Can you retype the material below, starting at its first line and stopping after the line that contains "List all visible"? Leave the pictures out of your copy.

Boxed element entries
*-*-*

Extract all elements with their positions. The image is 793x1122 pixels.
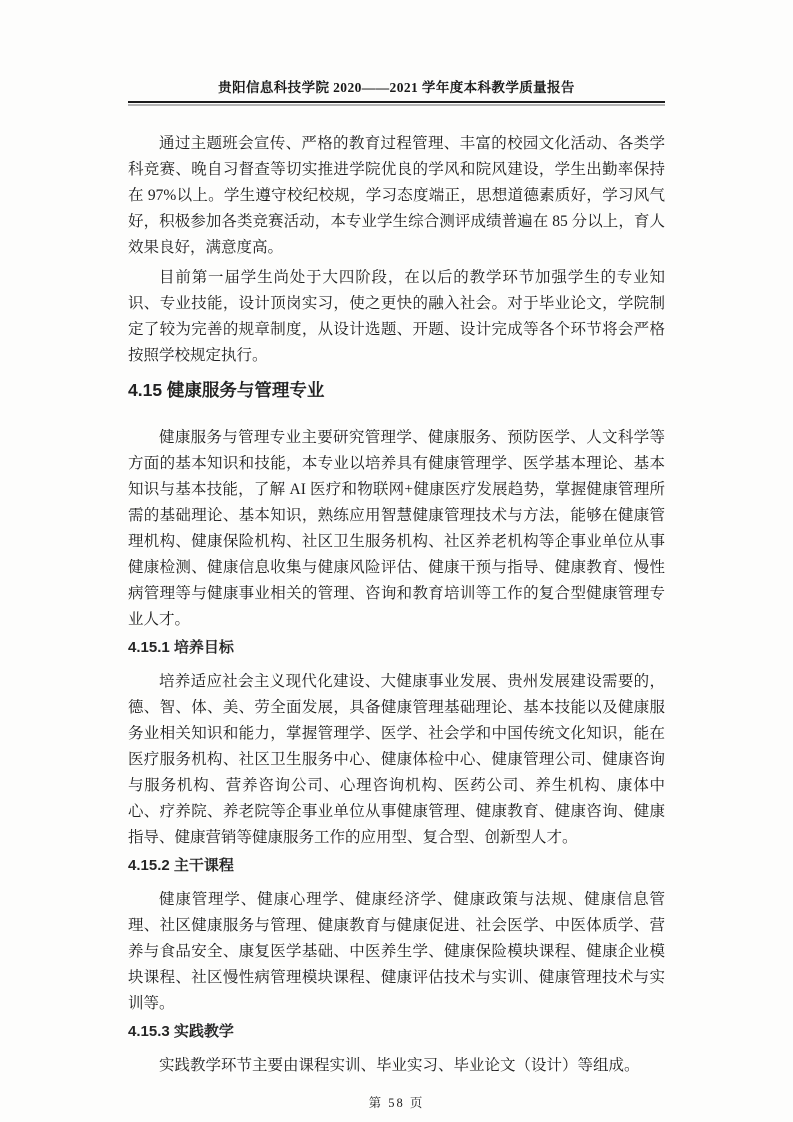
page-number: 第 58 页 bbox=[369, 1096, 425, 1110]
subsection-title-4-15-3: 4.15.3 实践教学 bbox=[128, 1021, 665, 1043]
header-rule-line bbox=[128, 101, 665, 103]
page-header: 贵阳信息科技学院 2020——2021 学年度本科教学质量报告 bbox=[0, 0, 793, 103]
page-footer: 第 58 页 bbox=[128, 1093, 665, 1111]
page-content: 通过主题班会宣传、严格的教育过程管理、丰富的校园文化活动、各类学科竞赛、晚自习督… bbox=[128, 131, 665, 1111]
paragraph-practical-teaching: 实践教学环节主要由课程实训、毕业实习、毕业论文（设计）等组成。 bbox=[128, 1053, 665, 1079]
running-head-title: 贵阳信息科技学院 2020——2021 学年度本科教学质量报告 bbox=[0, 80, 793, 96]
paragraph-first-cohort: 目前第一届学生尚处于大四阶段，在以后的教学环节加强学生的专业知识、专业技能，设计… bbox=[128, 265, 665, 369]
paragraph-student-activities: 通过主题班会宣传、严格的教育过程管理、丰富的校园文化活动、各类学科竞赛、晚自习督… bbox=[128, 131, 665, 261]
section-title-4-15: 4.15 健康服务与管理专业 bbox=[128, 378, 665, 403]
paragraph-major-intro: 健康服务与管理专业主要研究管理学、健康服务、预防医学、人文科学等方面的基本知识和… bbox=[128, 425, 665, 633]
paragraph-training-objectives: 培养适应社会主义现代化建设、大健康事业发展、贵州发展建设需要的，德、智、体、美、… bbox=[128, 669, 665, 851]
paragraph-core-courses: 健康管理学、健康心理学、健康经济学、健康政策与法规、健康信息管理、社区健康服务与… bbox=[128, 887, 665, 1017]
subsection-title-4-15-1: 4.15.1 培养目标 bbox=[128, 637, 665, 659]
report-page-scan: 贵阳信息科技学院 2020——2021 学年度本科教学质量报告 通过主题班会宣传… bbox=[0, 0, 793, 1122]
subsection-title-4-15-2: 4.15.2 主干课程 bbox=[128, 855, 665, 877]
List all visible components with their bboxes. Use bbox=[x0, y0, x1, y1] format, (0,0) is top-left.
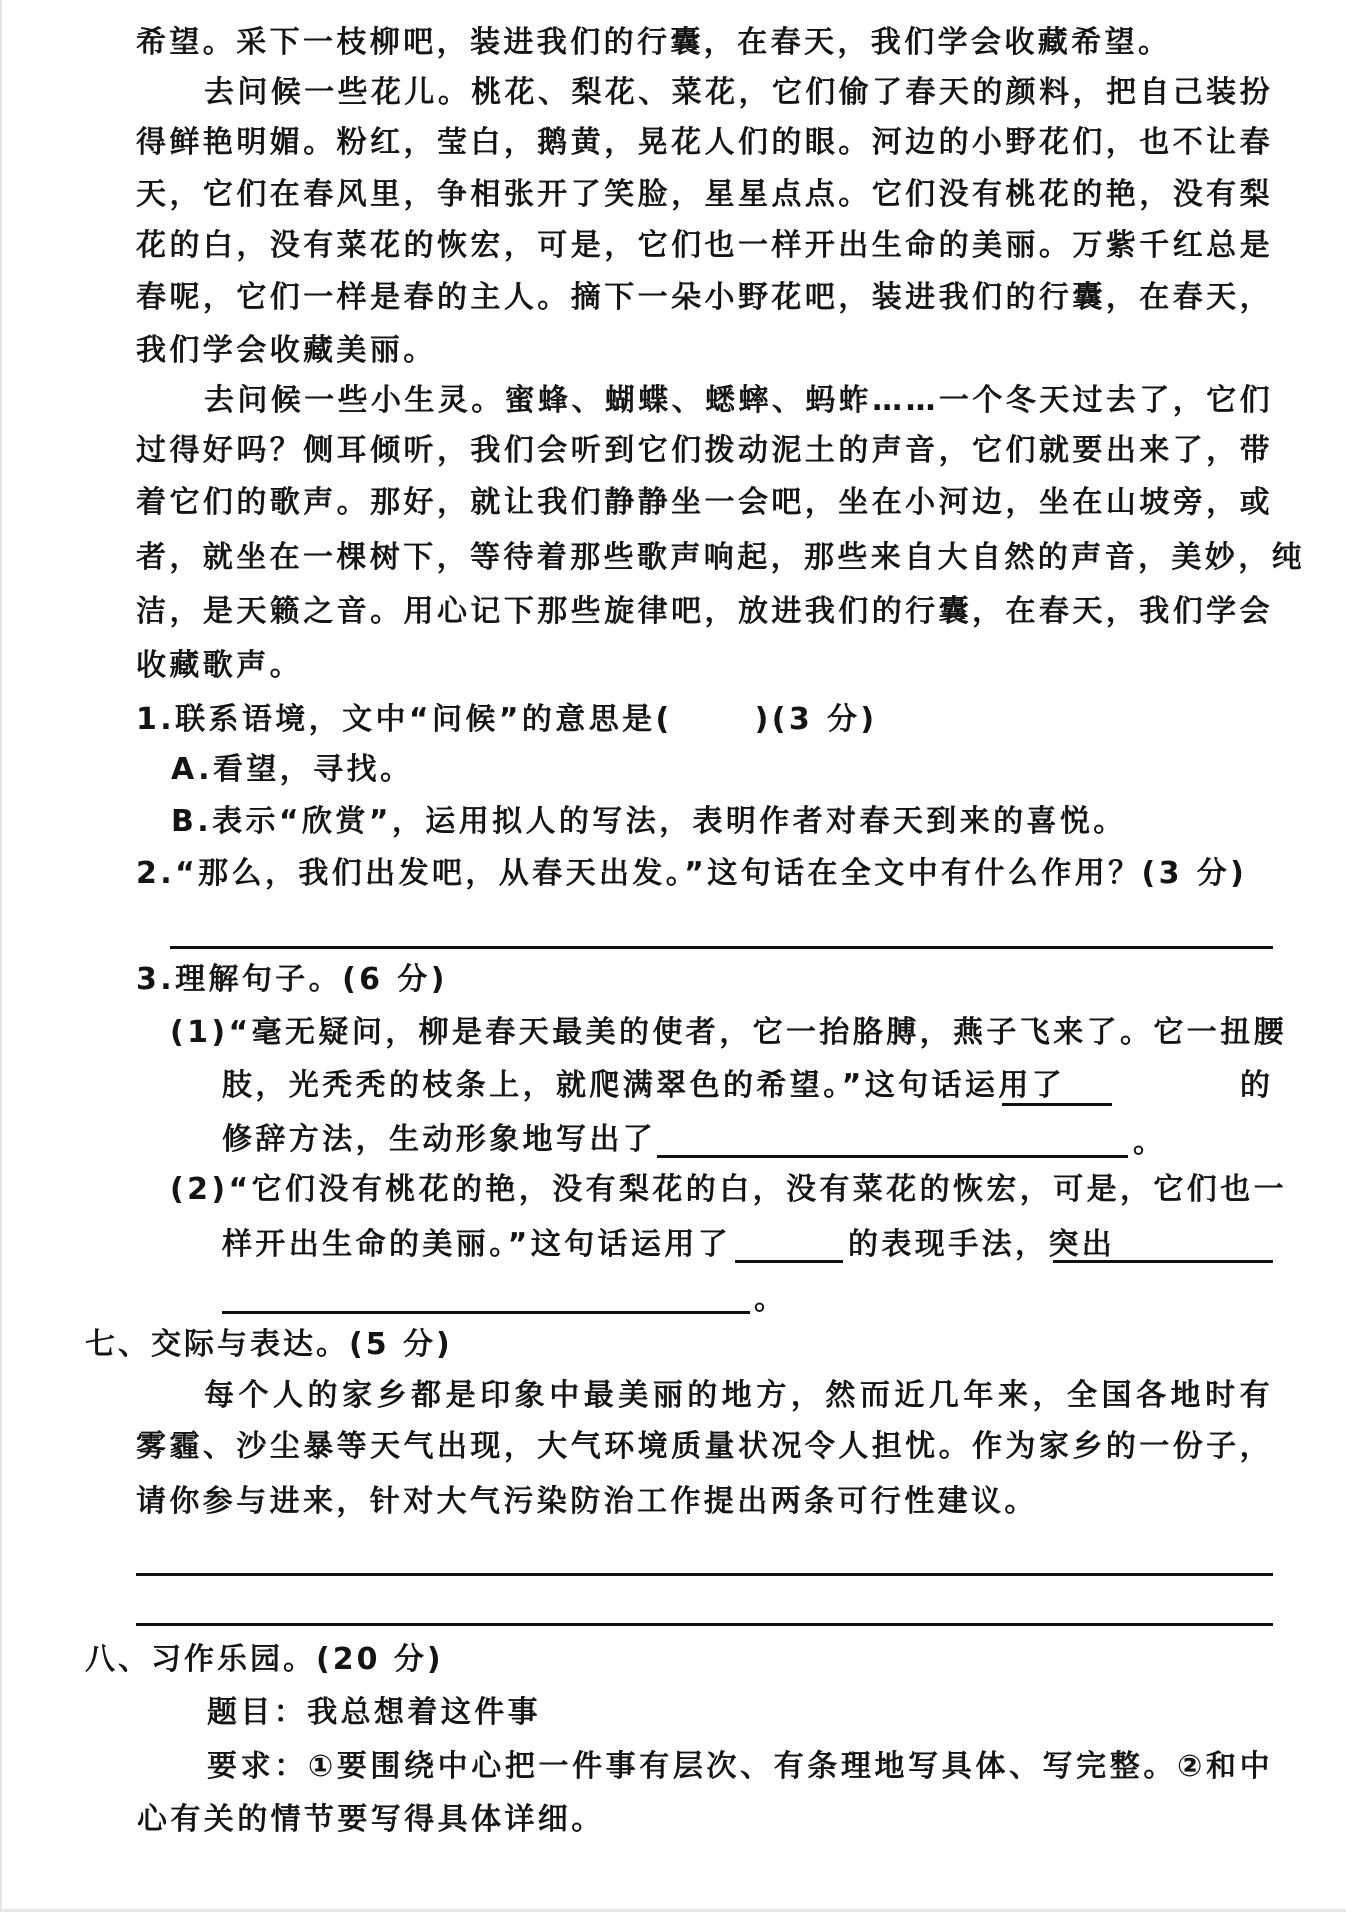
answer-line[interactable] bbox=[136, 1623, 1273, 1626]
question-1-text: 1.联系语境，文中“问候”的意思是( bbox=[136, 702, 673, 737]
question-3-sub2-period: 。 bbox=[754, 1282, 787, 1318]
question-3-sub1-text: 的 bbox=[1240, 1068, 1273, 1104]
question-3-sub2-line: (2)“它们没有桃花的艳，没有梨花的白，没有菜花的恢宏，可是，它们也一 bbox=[170, 1172, 1273, 1208]
question-3-sub1-period: 。 bbox=[1133, 1125, 1166, 1161]
passage-line: 花的白，没有菜花的恢宏，可是，它们也一样开出生命的美丽。万紫千红总是 bbox=[136, 228, 1273, 264]
question-3-sub1-line: 肢，光秃秃的枝条上，就爬满翠色的希望。”这句话运用了 bbox=[222, 1068, 1065, 1104]
passage-line: 过得好吗？侧耳倾听，我们会听到它们拨动泥土的声音，它们就要出来了，带 bbox=[136, 433, 1273, 469]
section-7-body-line: 雾霾、沙尘暴等天气出现，大气环境质量状况令人担忧。作为家乡的一份子， bbox=[136, 1429, 1273, 1465]
passage-line: 春呢，它们一样是春的主人。摘下一朵小野花吧，装进我们的行囊，在春天， bbox=[136, 280, 1273, 316]
section-7-body-line: 每个人的家乡都是印象中最美丽的地方，然而近几年来，全国各地时有 bbox=[204, 1378, 1273, 1414]
answer-line[interactable] bbox=[170, 946, 1273, 949]
question-3-stem: 3.理解句子。(6 分) bbox=[136, 962, 448, 998]
passage-line: 去问候一些花儿。桃花、梨花、菜花，它们偷了春天的颜料，把自己装扮 bbox=[204, 75, 1273, 111]
passage-line: 我们学会收藏美丽。 bbox=[136, 333, 437, 369]
passage-line: 得鲜艳明媚。粉红，莹白，鹅黄，晃花人们的眼。河边的小野花们，也不让春 bbox=[136, 125, 1273, 161]
page-border-left bbox=[0, 0, 2, 1912]
essay-title: 题目：我总想着这件事 bbox=[207, 1695, 541, 1731]
answer-line[interactable] bbox=[136, 1573, 1273, 1576]
passage-line: 收藏歌声。 bbox=[136, 648, 303, 684]
passage-line: 去问候一些小生灵。蜜蜂、蝴蝶、蟋蟀、蚂蚱……一个冬天过去了，它们 bbox=[204, 383, 1273, 419]
question-3-sub1-line: 修辞方法，生动形象地写出了 bbox=[222, 1122, 656, 1158]
passage-line: 着它们的歌声。那好，就让我们静静坐一会吧，坐在小河边，坐在山坡旁，或 bbox=[136, 485, 1273, 521]
passage-line: 希望。采下一枝柳吧，装进我们的行囊，在春天，我们学会收藏希望。 bbox=[136, 25, 1171, 61]
essay-requirement-line: 要求：①要围绕中心把一件事有层次、有条理地写具体、写完整。②和中 bbox=[207, 1749, 1273, 1785]
answer-blank[interactable] bbox=[1053, 1260, 1273, 1263]
essay-requirement-line: 心有关的情节要写得具体详细。 bbox=[137, 1802, 605, 1838]
answer-blank[interactable] bbox=[657, 1155, 1128, 1158]
passage-line: 者，就坐在一棵树下，等待着那些歌声响起，那些来自大自然的声音，美妙，纯 bbox=[136, 540, 1273, 576]
question-3-sub2-line: 样开出生命的美丽。”这句话运用了 bbox=[222, 1227, 731, 1263]
question-1-score: )(3 分) bbox=[755, 702, 878, 737]
section-8-heading: 八、习作乐园。(20 分) bbox=[85, 1642, 444, 1678]
option-b: B.表示“欣赏”，运用拟人的写法，表明作者对春天到来的喜悦。 bbox=[171, 804, 1127, 840]
answer-blank[interactable] bbox=[1002, 1103, 1112, 1106]
answer-blank[interactable] bbox=[222, 1311, 750, 1314]
answer-blank[interactable] bbox=[735, 1260, 843, 1263]
question-2-stem: 2.“那么，我们出发吧，从春天出发。”这句话在全文中有什么作用？(3 分) bbox=[136, 856, 1247, 892]
question-3-sub2-text: 的表现手法，突出 bbox=[848, 1227, 1115, 1263]
passage-line: 天，它们在春风里，争相张开了笑脸，星星点点。它们没有桃花的艳，没有梨 bbox=[136, 177, 1273, 213]
option-a: A.看望，寻找。 bbox=[171, 752, 413, 788]
passage-line: 洁，是天籁之音。用心记下那些旋律吧，放进我们的行囊，在春天，我们学会 bbox=[136, 594, 1273, 630]
question-1-stem: 1.联系语境，文中“问候”的意思是()(3 分) bbox=[136, 702, 877, 738]
question-3-sub1-line: (1)“毫无疑问，柳是春天最美的使者，它一抬胳膊，燕子飞来了。它一扭腰 bbox=[170, 1015, 1273, 1051]
section-7-body-line: 请你参与进来，针对大气污染防治工作提出两条可行性建议。 bbox=[136, 1484, 1038, 1520]
section-7-heading: 七、交际与表达。(5 分) bbox=[85, 1327, 453, 1363]
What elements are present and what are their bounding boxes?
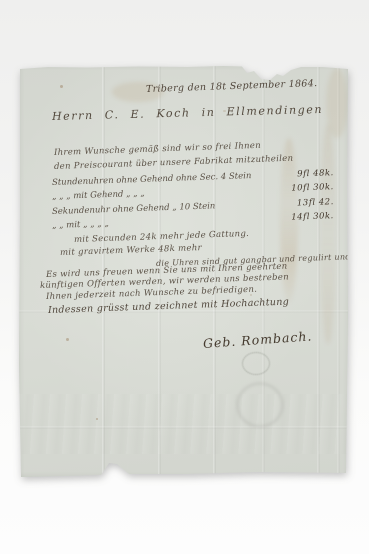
paper-fleck xyxy=(60,85,63,88)
ink-stain-streak xyxy=(320,124,336,344)
price-value: 9fl 48k. xyxy=(297,168,334,179)
dateline: Triberg den 18t September 1864. xyxy=(146,78,318,95)
price-item: „ „ mit „ „ „ „ xyxy=(52,219,109,231)
paper-fleck xyxy=(96,418,98,420)
note-line: mit Secunden 24k mehr jede Gattung. xyxy=(74,229,249,245)
price-item: Sekundenuhr ohne Gehend „ 10 Stein xyxy=(52,201,216,217)
postal-stamp-ghost-icon xyxy=(242,352,270,375)
price-item: „ „ „ mit Gehend „ „ „ xyxy=(52,189,145,202)
signature: Geb. Rombach. xyxy=(202,328,312,351)
letter-photograph: Triberg den 18t September 1864. Herrn C.… xyxy=(0,0,369,554)
price-value: 10fl 30k. xyxy=(291,182,334,193)
paper-wrinkle-texture xyxy=(18,394,349,454)
paper-shadow-wrap: Triberg den 18t September 1864. Herrn C.… xyxy=(0,0,369,554)
paper-fleck xyxy=(66,338,69,341)
postal-stamp-ghost-icon xyxy=(236,382,284,428)
salutation-line: Herrn C. E. Koch in Ellmendingen xyxy=(52,103,323,123)
note-line: mit gravirtem Werke 48k mehr xyxy=(60,243,202,258)
price-value: 14fl 30k. xyxy=(291,211,334,222)
edge-stain xyxy=(326,68,348,138)
letter-paper: Triberg den 18t September 1864. Herrn C.… xyxy=(18,64,349,478)
price-value: 13fl 42. xyxy=(297,197,334,208)
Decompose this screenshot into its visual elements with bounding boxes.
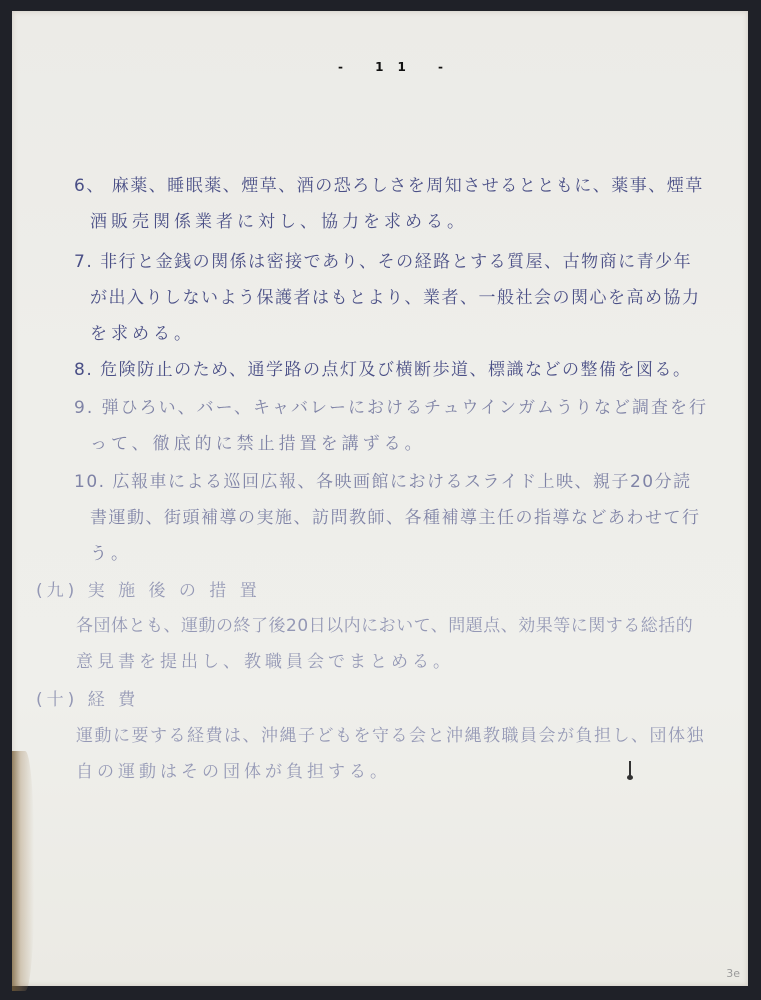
section-9-title: 実 施 後 の 措 置 xyxy=(88,581,261,601)
section-10-line-2: 自の運動はその団体が負担する。 xyxy=(76,757,391,782)
section-10-label: (十) xyxy=(36,690,78,710)
section-10-heading: (十) 経 費 xyxy=(36,685,139,710)
section-9-heading: (九) 実 施 後 の 措 置 xyxy=(36,576,261,601)
item-7-line-2: が出入りしないよう保護者はもとより、業者、一般社会の関心を高め協力 xyxy=(90,283,701,308)
edge-stain xyxy=(12,751,34,991)
item-6-line-2: 酒販売関係業者に対し、協力を求める。 xyxy=(90,207,468,232)
page-number: 3e xyxy=(726,967,740,980)
item-8-number: 8. xyxy=(74,360,93,380)
document-page: - 11 - 6、 麻薬、睡眠薬、煙草、酒の恐ろしさを周知させるとともに、薬事、… xyxy=(12,11,748,986)
item-9-line-1: 9. 弾ひろい、バー、キャバレーにおけるチュウインガムうりなど調査を行 xyxy=(74,393,708,418)
pin-mark xyxy=(629,761,631,777)
item-10-line-2: 書運動、街頭補導の実施、訪問教師、各種補導主任の指導などあわせて行 xyxy=(90,503,701,528)
section-10-title: 経 費 xyxy=(88,690,139,710)
item-6-number: 6、 xyxy=(74,176,105,196)
item-7-line-1: 7. 非行と金銭の関係は密接であり、その経路とする質屋、古物商に青少年 xyxy=(74,247,692,272)
item-10-number: 10. xyxy=(74,472,106,492)
section-9-line-1: 各団体とも、運動の終了後20日以内において、問題点、効果等に関する総括的 xyxy=(76,611,693,636)
section-9-line-2: 意見書を提出し、教職員会でまとめる。 xyxy=(76,647,454,672)
item-7-line-3: を求める。 xyxy=(90,319,195,344)
item-9-line-2: って、徹底的に禁止措置を講ずる。 xyxy=(90,429,426,454)
section-10-line-1: 運動に要する経費は、沖縄子どもを守る会と沖縄教職員会が負担し、団体独 xyxy=(76,721,705,746)
item-7-number: 7. xyxy=(74,252,93,272)
item-6-line-1: 6、 麻薬、睡眠薬、煙草、酒の恐ろしさを周知させるとともに、薬事、煙草 xyxy=(74,171,704,196)
page-header-marks: - 11 - xyxy=(338,60,457,74)
item-10-line-3: う。 xyxy=(90,539,132,564)
section-9-label: (九) xyxy=(36,581,78,601)
item-9-number: 9. xyxy=(74,398,94,418)
item-8-line-1: 8. 危険防止のため、通学路の点灯及び横断歩道、標識などの整備を図る。 xyxy=(74,355,691,380)
item-10-line-1: 10. 広報車による巡回広報、各映画館におけるスライド上映、親子20分読 xyxy=(74,467,692,492)
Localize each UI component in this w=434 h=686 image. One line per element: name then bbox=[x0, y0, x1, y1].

*-*-*

COMPLETED TASK:
Extract all elements with their positions. The image is 793x1122 pixels.
page-number: 第 58 页 bbox=[369, 1096, 425, 1110]
subsection-title-4-15-3: 4.15.3 实践教学 bbox=[128, 1021, 665, 1043]
header-rule-line bbox=[128, 101, 665, 103]
page-header: 贵阳信息科技学院 2020——2021 学年度本科教学质量报告 bbox=[0, 0, 793, 103]
page-footer: 第 58 页 bbox=[128, 1093, 665, 1111]
page-content: 通过主题班会宣传、严格的教育过程管理、丰富的校园文化活动、各类学科竞赛、晚自习督… bbox=[128, 131, 665, 1111]
paragraph-practical-teaching: 实践教学环节主要由课程实训、毕业实习、毕业论文（设计）等组成。 bbox=[128, 1053, 665, 1079]
running-head-title: 贵阳信息科技学院 2020——2021 学年度本科教学质量报告 bbox=[0, 80, 793, 96]
paragraph-first-cohort: 目前第一届学生尚处于大四阶段，在以后的教学环节加强学生的专业知识、专业技能，设计… bbox=[128, 265, 665, 369]
paragraph-student-activities: 通过主题班会宣传、严格的教育过程管理、丰富的校园文化活动、各类学科竞赛、晚自习督… bbox=[128, 131, 665, 261]
section-title-4-15: 4.15 健康服务与管理专业 bbox=[128, 378, 665, 403]
paragraph-major-intro: 健康服务与管理专业主要研究管理学、健康服务、预防医学、人文科学等方面的基本知识和… bbox=[128, 425, 665, 633]
paragraph-training-objectives: 培养适应社会主义现代化建设、大健康事业发展、贵州发展建设需要的，德、智、体、美、… bbox=[128, 669, 665, 851]
paragraph-core-courses: 健康管理学、健康心理学、健康经济学、健康政策与法规、健康信息管理、社区健康服务与… bbox=[128, 887, 665, 1017]
subsection-title-4-15-1: 4.15.1 培养目标 bbox=[128, 637, 665, 659]
report-page-scan: 贵阳信息科技学院 2020——2021 学年度本科教学质量报告 通过主题班会宣传… bbox=[0, 0, 793, 1122]
subsection-title-4-15-2: 4.15.2 主干课程 bbox=[128, 855, 665, 877]
List all visible components with their bboxes. Use bbox=[x0, y0, x1, y1] format, (0,0) is top-left.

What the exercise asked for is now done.